• Texto:
----

O violão camisa 10 de Bola Sete

bolaNinguém há de discordar que João Gilberto personificou a maior revolução do violão popular brasileiro, no século 20. De Juazeiro para o mundo, o patrono da Bossa Nova impôs tal informação com uma miríade de novas harmonias e dissonâncias arrebatadoras. Mas, assim como é justo atribuir protagonismo ao baiano, também é sensato reconstituir teias evolutivas e afirmar que João não atingiu tamanho status por alguma espécie de intervenção sobrenatural, ou um pacto com o tinhoso – como foi, por exemplo, mitificada a virtuose e inventividade de Robert Johnson para o nascimento do blues.

Até atingir tamanho grau de renovação e excelência no instrumento, João perseguiu acordes e batidas, por dez, 12 horas diárias, releu velhos sambas por mais de uma década, mas também procurou atalhos de informação em alguns dos mestres das seis cordas de nylon em nosso País. Até a chegada de João, já estávamos bem servidos de grandes violonistas. E eles somavam tradição e muita ousadia para modernizar a utilização do instrumento em defesa de nossa música popular. Entre os anos 1950 e 1960, para mencionar apenas uma década, quatro pontas-de-lança defenderam com máximo empenho o posto de revolucionários do violão verde e amarelo: Garoto, ídolo de João, Luiz Bonfá, Laurindo de Almeida e um jovem negro carioca, chamado Djalma de Andrade, que conquistaria o mundo, sob a alcunha de Bola Sete. E é sobre Bola, e um álbum divisor de sua carreira, Vince Guaraldi, Bola Sete and Friends, que falaremos hoje em Quintessência.

Lançado nos Estados Unidos, em 1963, como álbum de carreira de Guaraldi, seja pela divisão equânime de papeis, seja pela presença de temas de Bola Sete, é mais do que justo atribuir a autoria do álbum aos dois. Tanto, que o pianista americano, nascido na Califórnia, nome forte da cena do chamado West Coast Jazz, deu ao LP um título que evidência a feitura a quatro mãos (e que mãos!).

O violonista brasileiro Bola Sete em foto tirada na Califórnia, EUA, em 1972 (Fantasy Records)
O violonista brasileiro Bola Sete em foto tirada na Califórnia, EUA, em 1972 (Fantasy Records)

Bola Sete vivia nos Estados Unidos desde 1959, depois de impor uma carreira brasileira, que resultou em sete LP’s, dezenas de registros avulsos em 78rpm e uma série de shows pela América Latina . Em 1962, Bola integrou o combo de Dizzy Gillespie no festival de Monterey, na California, e chegou integrar registros em estúdio com o trompetista (leia post de Quintessencia sobre o álbum Dizzy Gillespie no Brasil com Trio Mocotó). Em novembro daquele mesmo ano, acompanhando a cantora Carmen Costa, Bola apresentou-se no lendário show da Bossa Nova, no Carnegie Hall, em Nova York. Quando recebeu o convite de Guaraldi para gravarem juntos um LP pelo lendário selo Fantasy, a Bossa Nova era obsessão crescente entre os jazzistas americanos. Basta lembrar que um dos ápices criativos da carreira do próprio pianista Cast Your Fate to The Wind: Jazz Impressions of Black Orpheus foi justamente inspirado pelas canções da trilha de Black Orpheus, filme do francês Marcel Camus, de 1959, que transpôs para o cinema a peça Orfeu da Conceição, de Vinicius de Moraes, e teve a trilha sonora composta pelos versos do poetinha, a voz de Agostinho dos Santos, o piano e os arranjos de Tom Jobim e o violão sublime de Luiz Bonfá (ouça A Felicidade).

----

• Dados fornecidos:

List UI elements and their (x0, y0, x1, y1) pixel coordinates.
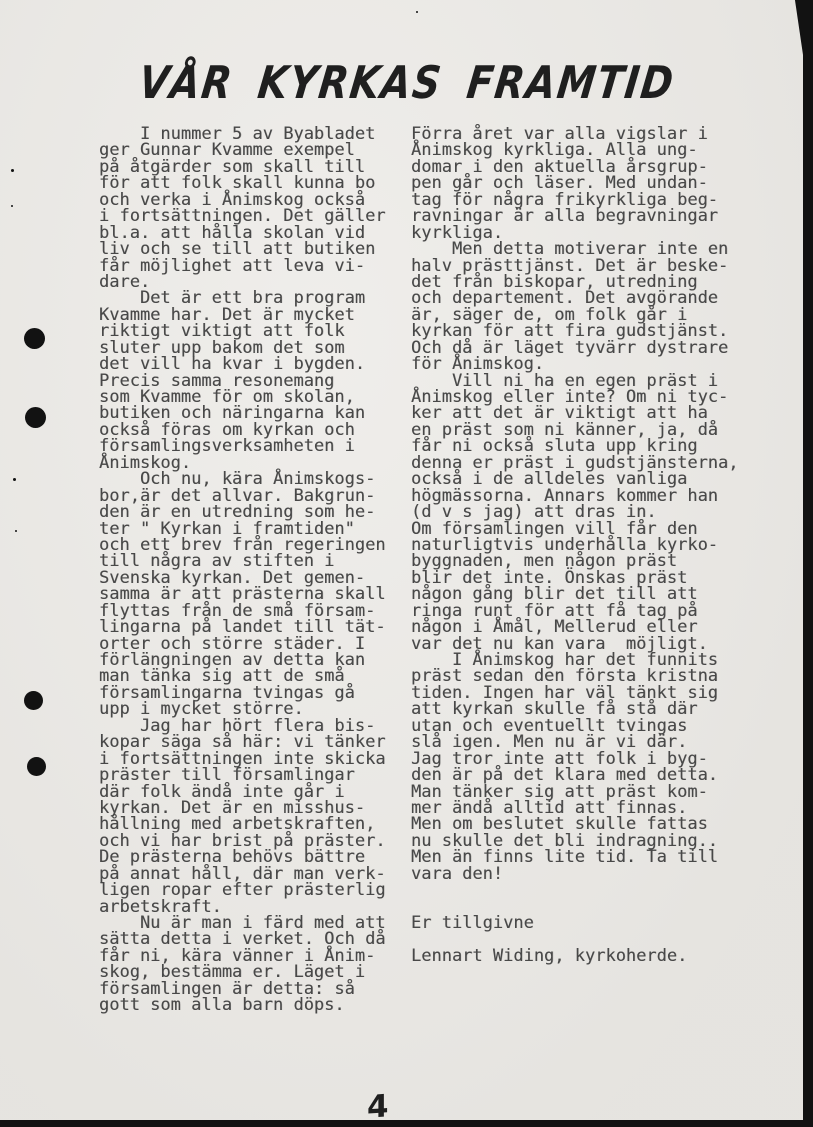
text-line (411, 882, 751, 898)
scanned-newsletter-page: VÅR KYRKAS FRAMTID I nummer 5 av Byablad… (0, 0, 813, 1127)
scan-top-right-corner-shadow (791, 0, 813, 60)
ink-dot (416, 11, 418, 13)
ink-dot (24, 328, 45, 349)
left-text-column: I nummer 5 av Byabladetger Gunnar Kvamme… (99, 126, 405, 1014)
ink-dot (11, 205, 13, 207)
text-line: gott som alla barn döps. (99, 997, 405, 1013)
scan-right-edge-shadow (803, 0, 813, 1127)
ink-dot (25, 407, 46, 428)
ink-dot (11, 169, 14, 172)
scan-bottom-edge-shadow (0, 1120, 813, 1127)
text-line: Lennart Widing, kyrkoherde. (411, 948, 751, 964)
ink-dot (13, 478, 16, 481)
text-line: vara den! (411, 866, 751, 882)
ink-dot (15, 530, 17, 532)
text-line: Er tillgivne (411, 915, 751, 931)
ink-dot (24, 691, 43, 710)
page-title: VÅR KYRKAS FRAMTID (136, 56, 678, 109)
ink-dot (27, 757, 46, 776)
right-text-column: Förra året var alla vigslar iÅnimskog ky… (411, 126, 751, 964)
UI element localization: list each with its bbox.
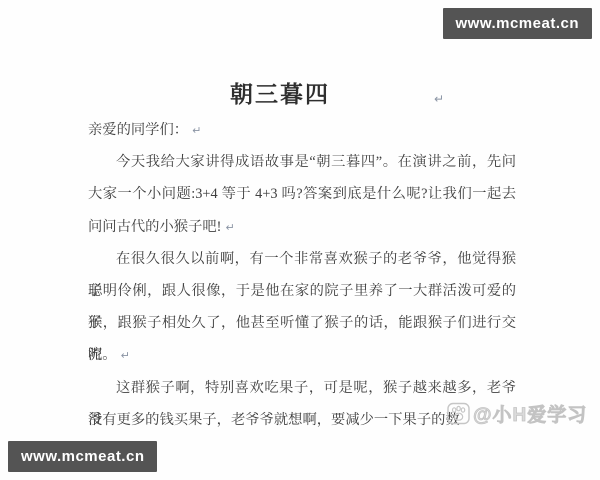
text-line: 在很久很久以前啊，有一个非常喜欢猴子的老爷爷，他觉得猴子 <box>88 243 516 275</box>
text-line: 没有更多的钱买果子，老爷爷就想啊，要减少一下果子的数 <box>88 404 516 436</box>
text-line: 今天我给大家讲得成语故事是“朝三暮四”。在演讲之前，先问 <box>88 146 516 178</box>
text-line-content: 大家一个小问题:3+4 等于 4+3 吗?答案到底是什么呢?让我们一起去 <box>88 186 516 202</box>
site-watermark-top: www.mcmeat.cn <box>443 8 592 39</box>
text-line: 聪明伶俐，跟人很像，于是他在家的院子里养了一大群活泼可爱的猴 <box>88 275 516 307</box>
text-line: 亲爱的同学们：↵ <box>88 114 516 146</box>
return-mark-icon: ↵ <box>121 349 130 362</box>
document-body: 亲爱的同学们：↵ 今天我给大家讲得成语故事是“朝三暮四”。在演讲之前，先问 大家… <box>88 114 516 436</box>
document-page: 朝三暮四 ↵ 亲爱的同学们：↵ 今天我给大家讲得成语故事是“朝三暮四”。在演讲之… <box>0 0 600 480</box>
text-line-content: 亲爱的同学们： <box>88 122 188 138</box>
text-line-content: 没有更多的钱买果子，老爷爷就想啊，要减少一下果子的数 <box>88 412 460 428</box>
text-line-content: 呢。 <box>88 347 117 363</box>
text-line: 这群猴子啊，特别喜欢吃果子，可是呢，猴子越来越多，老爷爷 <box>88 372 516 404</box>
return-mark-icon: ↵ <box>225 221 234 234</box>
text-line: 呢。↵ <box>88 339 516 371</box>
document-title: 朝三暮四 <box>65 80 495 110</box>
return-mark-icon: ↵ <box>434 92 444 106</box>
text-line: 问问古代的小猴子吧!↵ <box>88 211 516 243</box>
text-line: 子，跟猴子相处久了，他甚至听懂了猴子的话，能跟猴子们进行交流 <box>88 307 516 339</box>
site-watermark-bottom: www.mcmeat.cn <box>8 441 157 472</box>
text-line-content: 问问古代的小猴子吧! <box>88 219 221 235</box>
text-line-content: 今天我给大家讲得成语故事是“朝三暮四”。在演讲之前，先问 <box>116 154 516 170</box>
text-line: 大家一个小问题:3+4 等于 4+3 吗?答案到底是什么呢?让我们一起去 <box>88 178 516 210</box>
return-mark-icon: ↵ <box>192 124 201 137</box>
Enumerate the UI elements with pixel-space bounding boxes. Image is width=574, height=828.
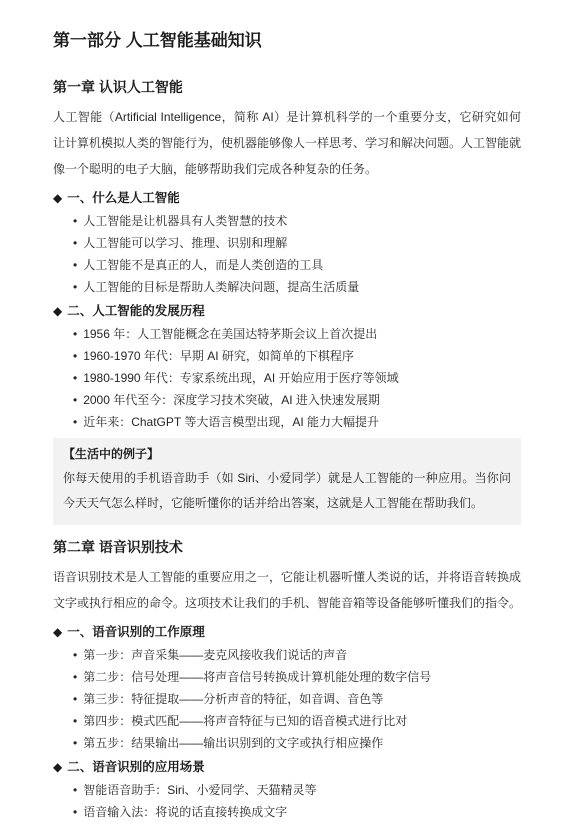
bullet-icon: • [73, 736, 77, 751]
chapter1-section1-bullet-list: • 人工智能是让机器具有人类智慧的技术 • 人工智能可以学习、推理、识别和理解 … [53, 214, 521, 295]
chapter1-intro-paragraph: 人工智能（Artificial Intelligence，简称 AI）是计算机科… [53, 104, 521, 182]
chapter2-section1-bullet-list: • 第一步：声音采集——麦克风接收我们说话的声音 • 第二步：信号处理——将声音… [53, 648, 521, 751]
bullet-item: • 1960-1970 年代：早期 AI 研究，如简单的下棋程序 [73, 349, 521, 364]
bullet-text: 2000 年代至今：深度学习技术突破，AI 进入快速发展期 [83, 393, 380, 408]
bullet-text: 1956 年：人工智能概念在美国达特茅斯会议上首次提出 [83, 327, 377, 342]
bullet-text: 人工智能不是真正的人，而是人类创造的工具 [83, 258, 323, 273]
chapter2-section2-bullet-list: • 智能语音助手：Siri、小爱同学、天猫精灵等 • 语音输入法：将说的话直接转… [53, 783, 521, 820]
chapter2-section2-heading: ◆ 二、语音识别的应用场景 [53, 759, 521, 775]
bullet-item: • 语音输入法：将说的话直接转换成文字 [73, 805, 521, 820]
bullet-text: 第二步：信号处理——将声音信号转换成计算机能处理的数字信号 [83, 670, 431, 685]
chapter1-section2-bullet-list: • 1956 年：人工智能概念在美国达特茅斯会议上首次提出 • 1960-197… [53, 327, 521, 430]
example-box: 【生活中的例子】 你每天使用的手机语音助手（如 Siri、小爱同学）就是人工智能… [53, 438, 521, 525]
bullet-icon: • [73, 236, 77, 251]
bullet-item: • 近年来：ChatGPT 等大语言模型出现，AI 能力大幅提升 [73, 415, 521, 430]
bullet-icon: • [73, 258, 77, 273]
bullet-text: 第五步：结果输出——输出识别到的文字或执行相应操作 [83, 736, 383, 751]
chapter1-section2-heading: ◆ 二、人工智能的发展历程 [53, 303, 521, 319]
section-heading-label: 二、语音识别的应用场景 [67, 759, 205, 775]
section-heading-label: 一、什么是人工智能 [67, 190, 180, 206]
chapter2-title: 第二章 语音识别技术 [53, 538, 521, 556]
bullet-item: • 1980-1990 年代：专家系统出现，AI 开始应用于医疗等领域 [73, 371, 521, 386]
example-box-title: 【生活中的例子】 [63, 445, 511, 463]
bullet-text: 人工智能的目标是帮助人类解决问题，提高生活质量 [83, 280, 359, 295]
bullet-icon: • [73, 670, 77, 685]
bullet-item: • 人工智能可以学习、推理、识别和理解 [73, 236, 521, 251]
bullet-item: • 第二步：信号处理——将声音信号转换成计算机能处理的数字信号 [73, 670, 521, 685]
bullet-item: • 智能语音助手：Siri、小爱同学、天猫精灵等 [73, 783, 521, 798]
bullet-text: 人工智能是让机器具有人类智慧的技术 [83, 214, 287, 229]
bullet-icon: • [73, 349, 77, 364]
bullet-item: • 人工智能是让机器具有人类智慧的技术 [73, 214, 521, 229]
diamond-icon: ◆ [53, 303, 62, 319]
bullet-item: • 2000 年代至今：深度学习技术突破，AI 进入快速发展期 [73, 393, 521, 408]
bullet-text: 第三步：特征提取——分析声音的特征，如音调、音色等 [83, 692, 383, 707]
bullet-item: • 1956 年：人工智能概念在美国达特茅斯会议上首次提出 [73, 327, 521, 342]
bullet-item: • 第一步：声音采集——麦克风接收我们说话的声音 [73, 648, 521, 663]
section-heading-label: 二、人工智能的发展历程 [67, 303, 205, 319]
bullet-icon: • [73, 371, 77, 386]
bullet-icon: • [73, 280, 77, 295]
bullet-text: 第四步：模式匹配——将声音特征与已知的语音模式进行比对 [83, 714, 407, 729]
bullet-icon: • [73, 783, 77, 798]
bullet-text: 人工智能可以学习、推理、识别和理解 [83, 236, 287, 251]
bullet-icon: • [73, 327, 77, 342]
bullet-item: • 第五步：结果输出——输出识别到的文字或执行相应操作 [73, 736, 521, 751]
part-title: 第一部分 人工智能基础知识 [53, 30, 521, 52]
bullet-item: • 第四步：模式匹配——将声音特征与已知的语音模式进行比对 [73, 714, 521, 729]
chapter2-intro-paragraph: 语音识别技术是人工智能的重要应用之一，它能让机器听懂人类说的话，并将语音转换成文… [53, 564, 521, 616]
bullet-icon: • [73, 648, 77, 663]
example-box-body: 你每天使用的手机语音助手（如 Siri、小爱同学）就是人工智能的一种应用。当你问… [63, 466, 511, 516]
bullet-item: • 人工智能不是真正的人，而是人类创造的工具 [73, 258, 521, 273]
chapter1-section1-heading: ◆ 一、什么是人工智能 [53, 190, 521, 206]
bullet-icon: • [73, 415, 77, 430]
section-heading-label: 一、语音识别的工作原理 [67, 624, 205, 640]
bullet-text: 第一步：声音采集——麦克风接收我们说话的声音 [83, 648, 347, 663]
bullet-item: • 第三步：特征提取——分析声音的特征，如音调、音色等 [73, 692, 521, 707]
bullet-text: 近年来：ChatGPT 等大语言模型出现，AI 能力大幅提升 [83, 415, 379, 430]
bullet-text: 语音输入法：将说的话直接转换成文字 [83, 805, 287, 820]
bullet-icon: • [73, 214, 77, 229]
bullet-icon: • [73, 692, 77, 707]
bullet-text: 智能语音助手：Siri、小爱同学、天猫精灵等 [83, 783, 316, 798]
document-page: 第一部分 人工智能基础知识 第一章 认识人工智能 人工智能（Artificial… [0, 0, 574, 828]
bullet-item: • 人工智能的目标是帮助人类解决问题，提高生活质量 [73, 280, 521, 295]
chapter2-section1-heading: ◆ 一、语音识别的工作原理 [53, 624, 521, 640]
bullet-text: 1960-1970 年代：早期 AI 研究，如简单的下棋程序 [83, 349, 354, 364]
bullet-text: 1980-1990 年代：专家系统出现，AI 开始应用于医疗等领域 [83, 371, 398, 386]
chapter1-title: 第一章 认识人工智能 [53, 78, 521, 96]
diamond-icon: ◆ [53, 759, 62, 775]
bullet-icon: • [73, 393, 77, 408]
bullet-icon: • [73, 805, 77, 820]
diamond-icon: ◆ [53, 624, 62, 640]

----

• Pedido 1: Segundo o texto sobre Bola Sete, qual era o nome verdadeiro do violonista?
• Pedido 2: Dê continuidade ao texto sobre Bola Sete a partir do ponto em que ele termina.

• Resposta 1: Djalma de Andrade.

• Resposta 2:
Para o leitor mais atento às qualidades inatas dos músicos brasileiros, lógico, a incursão bossanovista de Guaraldi pode parecer algo incipiente. Seria injusto comparar a técnica do americano à sutileza de um Sergio Mendes, ou a virtuose de um Luis Carlos Vinhas, um Luizinho Eça, mas o que se ouve em Vince Guaraldi, Bola Sete and Friends é, sobretudo, um testemunho apaixonado de um músico aberto ao novo e fascinado com a música popular de nosso País. Fato ainda mais evidente, se pensarmos que o primeiro encontro musical entre Bola e Guaraldi aconteceu somente um dia antes de ambos entrarem em estúdio para o registro do LP. A alquimia que há entre o pianista e o violonista é incontestável. Salta aos ouvidos em cada segundo dos cinco extensos temas. O repertório: Days of Wine And Roses, clássico de Henry Mancini e Johnny Mercer, Star Song e Casaba, de Guaraldi, Mambossa, de Bola, e Moon Rays, do genial Horace Silver. Os tais amigos anunciados na capa: o baterista Jerry Granelli e o baixista Fred Marshall, músicos de Guaraldi.

E a alquimia ganhou tamanho reconhecimento do público e da crítica de jazz que, três anos mais tarde, em 1966, Guaraldi e Bola lançaram um segundo capítulo dessa bela parceria, também pela Fantasy, mas, desta vez, ao vivo: Vince Guaraldi and Bola Sete: Live at El Matador (o violonista participa da segunda parte do espetáculo).

Guaraldi tornou-se mundialmente famoso por compor trilhas para o desenho Snoopy (ouça a íntegra da trilha de A Boy Named Charlie Brown), e morreu em 1978, na California, vitimado por uma parada cardíaca. Em 1987, foi a vez de Bola sair de cena, aos 63 anos, em Greenbrae, em conseqüência de um câncer, na mesma California. O violonista morreu em 14 de fevereiro daquele ano. Momento triste que completa amanhã 27 anos, mas o legado da grande música de Bola segue atemporal.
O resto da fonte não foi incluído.